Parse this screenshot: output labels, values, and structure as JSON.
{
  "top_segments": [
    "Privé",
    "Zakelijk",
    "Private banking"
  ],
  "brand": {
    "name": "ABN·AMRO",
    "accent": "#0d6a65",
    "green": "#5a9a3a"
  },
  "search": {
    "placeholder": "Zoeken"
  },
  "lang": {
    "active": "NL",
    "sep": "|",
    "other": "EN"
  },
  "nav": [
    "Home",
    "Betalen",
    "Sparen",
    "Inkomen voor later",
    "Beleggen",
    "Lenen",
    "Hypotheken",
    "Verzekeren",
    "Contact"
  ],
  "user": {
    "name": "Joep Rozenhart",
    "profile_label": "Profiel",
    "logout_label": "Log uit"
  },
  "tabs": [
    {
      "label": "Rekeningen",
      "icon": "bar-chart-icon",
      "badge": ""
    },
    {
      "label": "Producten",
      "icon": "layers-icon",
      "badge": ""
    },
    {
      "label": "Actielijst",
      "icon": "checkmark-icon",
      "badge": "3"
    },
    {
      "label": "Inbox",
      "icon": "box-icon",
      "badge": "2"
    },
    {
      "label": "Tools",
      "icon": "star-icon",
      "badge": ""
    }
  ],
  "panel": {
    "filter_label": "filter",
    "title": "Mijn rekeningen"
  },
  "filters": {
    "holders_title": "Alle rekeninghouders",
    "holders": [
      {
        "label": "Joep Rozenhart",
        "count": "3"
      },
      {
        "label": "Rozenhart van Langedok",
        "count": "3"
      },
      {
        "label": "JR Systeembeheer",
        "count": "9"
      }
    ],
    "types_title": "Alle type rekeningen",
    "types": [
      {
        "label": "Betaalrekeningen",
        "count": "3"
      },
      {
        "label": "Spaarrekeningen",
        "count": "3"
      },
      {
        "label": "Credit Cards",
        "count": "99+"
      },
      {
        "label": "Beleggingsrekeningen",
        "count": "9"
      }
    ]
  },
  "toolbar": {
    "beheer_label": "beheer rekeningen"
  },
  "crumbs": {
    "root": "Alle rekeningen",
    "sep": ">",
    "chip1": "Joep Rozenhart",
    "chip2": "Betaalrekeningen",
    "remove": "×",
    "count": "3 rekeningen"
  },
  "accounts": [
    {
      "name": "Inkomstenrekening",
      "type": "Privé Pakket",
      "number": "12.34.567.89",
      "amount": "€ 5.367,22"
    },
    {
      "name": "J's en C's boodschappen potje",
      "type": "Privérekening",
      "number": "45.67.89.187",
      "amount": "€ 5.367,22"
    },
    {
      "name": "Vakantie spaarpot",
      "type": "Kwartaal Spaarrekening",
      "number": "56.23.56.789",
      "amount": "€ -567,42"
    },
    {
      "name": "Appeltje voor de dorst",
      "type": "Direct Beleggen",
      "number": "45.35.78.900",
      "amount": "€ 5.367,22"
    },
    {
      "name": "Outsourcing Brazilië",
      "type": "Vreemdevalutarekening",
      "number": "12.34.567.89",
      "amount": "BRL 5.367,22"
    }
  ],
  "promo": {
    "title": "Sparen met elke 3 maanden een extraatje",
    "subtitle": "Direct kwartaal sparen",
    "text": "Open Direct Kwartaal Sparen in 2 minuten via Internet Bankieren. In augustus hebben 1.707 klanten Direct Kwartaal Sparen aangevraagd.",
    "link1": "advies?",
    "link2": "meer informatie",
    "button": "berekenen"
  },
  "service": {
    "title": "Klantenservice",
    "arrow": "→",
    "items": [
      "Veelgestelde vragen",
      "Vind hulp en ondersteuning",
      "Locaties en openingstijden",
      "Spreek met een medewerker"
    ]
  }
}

_ _ _ _ _

◆ TASK REQUIREMENTS ◆
For each line above that contains the word "name", copy that line.

◆ RESPONSE ◆
    "name": "ABN·AMRO",
    "name": "Joep Rozenhart",
      "name": "Inkomstenrekening",
      "name": "J's en C's boodschappen potje",
      "name": "Vakantie spaarpot",
      "name": "Appeltje voor de dorst",
      "name": "Outsourcing Brazilië",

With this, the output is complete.